** start of Material **

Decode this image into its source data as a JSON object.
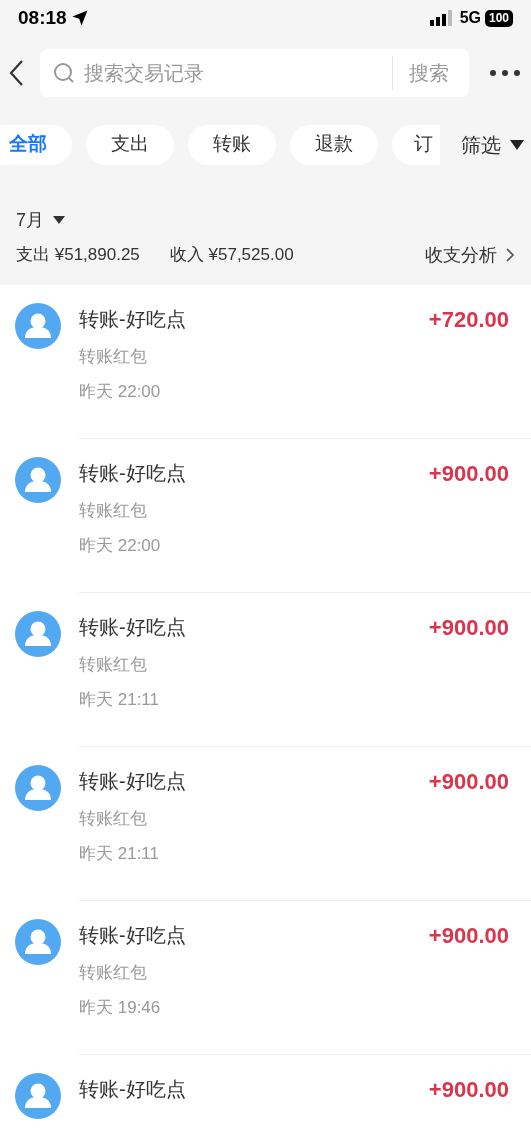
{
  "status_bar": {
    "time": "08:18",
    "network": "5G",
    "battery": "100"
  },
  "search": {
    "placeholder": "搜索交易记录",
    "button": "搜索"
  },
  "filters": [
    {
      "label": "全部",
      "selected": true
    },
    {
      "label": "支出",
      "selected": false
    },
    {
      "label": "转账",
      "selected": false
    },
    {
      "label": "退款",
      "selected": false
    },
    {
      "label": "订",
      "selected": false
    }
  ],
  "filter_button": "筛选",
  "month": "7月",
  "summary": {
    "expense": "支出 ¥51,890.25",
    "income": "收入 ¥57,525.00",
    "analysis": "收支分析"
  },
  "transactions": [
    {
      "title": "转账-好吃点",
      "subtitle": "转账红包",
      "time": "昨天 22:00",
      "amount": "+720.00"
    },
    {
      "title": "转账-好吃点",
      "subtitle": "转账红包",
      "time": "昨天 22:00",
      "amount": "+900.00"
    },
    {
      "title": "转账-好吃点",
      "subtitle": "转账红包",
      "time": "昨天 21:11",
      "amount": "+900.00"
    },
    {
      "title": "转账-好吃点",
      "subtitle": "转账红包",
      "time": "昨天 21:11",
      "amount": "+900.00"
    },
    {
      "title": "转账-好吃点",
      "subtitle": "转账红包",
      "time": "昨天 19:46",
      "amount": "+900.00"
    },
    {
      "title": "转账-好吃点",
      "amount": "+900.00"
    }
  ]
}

** end of Material **

Stated goal: Without the images, write out each line of the data verbatim.

Task solution:
Decode this image into its source data as a JSON object.
{
  "status_bar": {
    "time": "08:18",
    "network": "5G",
    "battery": "100"
  },
  "search": {
    "placeholder": "搜索交易记录",
    "button": "搜索"
  },
  "filters": [
    {
      "label": "全部",
      "selected": true
    },
    {
      "label": "支出",
      "selected": false
    },
    {
      "label": "转账",
      "selected": false
    },
    {
      "label": "退款",
      "selected": false
    },
    {
      "label": "订",
      "selected": false
    }
  ],
  "filter_button": "筛选",
  "month": "7月",
  "summary": {
    "expense": "支出 ¥51,890.25",
    "income": "收入 ¥57,525.00",
    "analysis": "收支分析"
  },
  "transactions": [
    {
      "title": "转账-好吃点",
      "subtitle": "转账红包",
      "time": "昨天 22:00",
      "amount": "+720.00"
    },
    {
      "title": "转账-好吃点",
      "subtitle": "转账红包",
      "time": "昨天 22:00",
      "amount": "+900.00"
    },
    {
      "title": "转账-好吃点",
      "subtitle": "转账红包",
      "time": "昨天 21:11",
      "amount": "+900.00"
    },
    {
      "title": "转账-好吃点",
      "subtitle": "转账红包",
      "time": "昨天 21:11",
      "amount": "+900.00"
    },
    {
      "title": "转账-好吃点",
      "subtitle": "转账红包",
      "time": "昨天 19:46",
      "amount": "+900.00"
    },
    {
      "title": "转账-好吃点",
      "amount": "+900.00"
    }
  ]
}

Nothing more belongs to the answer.